**Job**. Copy out every record below, word for word.

**Recorded data**.
● ● ● ● ●
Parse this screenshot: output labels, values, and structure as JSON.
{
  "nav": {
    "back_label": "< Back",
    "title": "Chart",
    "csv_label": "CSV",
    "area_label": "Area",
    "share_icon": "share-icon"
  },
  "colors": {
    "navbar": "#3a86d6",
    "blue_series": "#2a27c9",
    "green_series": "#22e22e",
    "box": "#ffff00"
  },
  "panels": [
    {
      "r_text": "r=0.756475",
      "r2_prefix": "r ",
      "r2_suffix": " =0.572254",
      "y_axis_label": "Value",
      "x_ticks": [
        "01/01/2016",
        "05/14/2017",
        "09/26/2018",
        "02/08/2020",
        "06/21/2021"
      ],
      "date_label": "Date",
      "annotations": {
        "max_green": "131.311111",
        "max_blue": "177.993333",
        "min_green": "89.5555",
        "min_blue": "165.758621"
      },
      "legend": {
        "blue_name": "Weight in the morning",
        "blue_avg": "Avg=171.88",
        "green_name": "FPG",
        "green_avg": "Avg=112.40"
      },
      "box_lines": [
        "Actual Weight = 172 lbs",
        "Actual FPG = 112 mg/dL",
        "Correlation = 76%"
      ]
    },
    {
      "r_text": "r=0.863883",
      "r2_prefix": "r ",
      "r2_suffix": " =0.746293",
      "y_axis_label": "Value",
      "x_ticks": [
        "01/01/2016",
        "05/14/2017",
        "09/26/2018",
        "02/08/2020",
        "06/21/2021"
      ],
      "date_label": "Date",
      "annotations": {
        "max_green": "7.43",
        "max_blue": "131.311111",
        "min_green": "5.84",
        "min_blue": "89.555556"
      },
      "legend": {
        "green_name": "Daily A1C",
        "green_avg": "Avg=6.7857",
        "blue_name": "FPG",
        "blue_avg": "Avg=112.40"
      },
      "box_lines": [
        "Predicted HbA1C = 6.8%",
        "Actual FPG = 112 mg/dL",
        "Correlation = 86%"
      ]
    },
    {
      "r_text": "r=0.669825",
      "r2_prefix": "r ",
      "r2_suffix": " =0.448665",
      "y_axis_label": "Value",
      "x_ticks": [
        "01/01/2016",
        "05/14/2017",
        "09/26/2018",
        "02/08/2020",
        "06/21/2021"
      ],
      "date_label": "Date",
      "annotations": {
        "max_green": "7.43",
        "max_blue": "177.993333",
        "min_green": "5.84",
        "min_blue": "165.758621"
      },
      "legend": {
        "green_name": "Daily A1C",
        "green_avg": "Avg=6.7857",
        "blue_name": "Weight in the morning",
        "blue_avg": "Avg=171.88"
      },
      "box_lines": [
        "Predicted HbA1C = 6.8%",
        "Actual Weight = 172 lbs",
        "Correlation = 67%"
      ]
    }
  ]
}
● ● ● ● ●
**Result of this exercise**.
Parse this screenshot: output labels, values, and structure as JSON.
{
  "nav": {
    "back_label": "< Back",
    "title": "Chart",
    "csv_label": "CSV",
    "area_label": "Area",
    "share_icon": "share-icon"
  },
  "colors": {
    "navbar": "#3a86d6",
    "blue_series": "#2a27c9",
    "green_series": "#22e22e",
    "box": "#ffff00"
  },
  "panels": [
    {
      "r_text": "r=0.756475",
      "r2_prefix": "r ",
      "r2_suffix": " =0.572254",
      "y_axis_label": "Value",
      "x_ticks": [
        "01/01/2016",
        "05/14/2017",
        "09/26/2018",
        "02/08/2020",
        "06/21/2021"
      ],
      "date_label": "Date",
      "annotations": {
        "max_green": "131.311111",
        "max_blue": "177.993333",
        "min_green": "89.5555",
        "min_blue": "165.758621"
      },
      "legend": {
        "blue_name": "Weight in the morning",
        "blue_avg": "Avg=171.88",
        "green_name": "FPG",
        "green_avg": "Avg=112.40"
      },
      "box_lines": [
        "Actual Weight = 172 lbs",
        "Actual FPG = 112 mg/dL",
        "Correlation = 76%"
      ]
    },
    {
      "r_text": "r=0.863883",
      "r2_prefix": "r ",
      "r2_suffix": " =0.746293",
      "y_axis_label": "Value",
      "x_ticks": [
        "01/01/2016",
        "05/14/2017",
        "09/26/2018",
        "02/08/2020",
        "06/21/2021"
      ],
      "date_label": "Date",
      "annotations": {
        "max_green": "7.43",
        "max_blue": "131.311111",
        "min_green": "5.84",
        "min_blue": "89.555556"
      },
      "legend": {
        "green_name": "Daily A1C",
        "green_avg": "Avg=6.7857",
        "blue_name": "FPG",
        "blue_avg": "Avg=112.40"
      },
      "box_lines": [
        "Predicted HbA1C = 6.8%",
        "Actual FPG = 112 mg/dL",
        "Correlation = 86%"
      ]
    },
    {
      "r_text": "r=0.669825",
      "r2_prefix": "r ",
      "r2_suffix": " =0.448665",
      "y_axis_label": "Value",
      "x_ticks": [
        "01/01/2016",
        "05/14/2017",
        "09/26/2018",
        "02/08/2020",
        "06/21/2021"
      ],
      "date_label": "Date",
      "annotations": {
        "max_green": "7.43",
        "max_blue": "177.993333",
        "min_green": "5.84",
        "min_blue": "165.758621"
      },
      "legend": {
        "green_name": "Daily A1C",
        "green_avg": "Avg=6.7857",
        "blue_name": "Weight in the morning",
        "blue_avg": "Avg=171.88"
      },
      "box_lines": [
        "Predicted HbA1C = 6.8%",
        "Actual Weight = 172 lbs",
        "Correlation = 67%"
      ]
    }
  ]
}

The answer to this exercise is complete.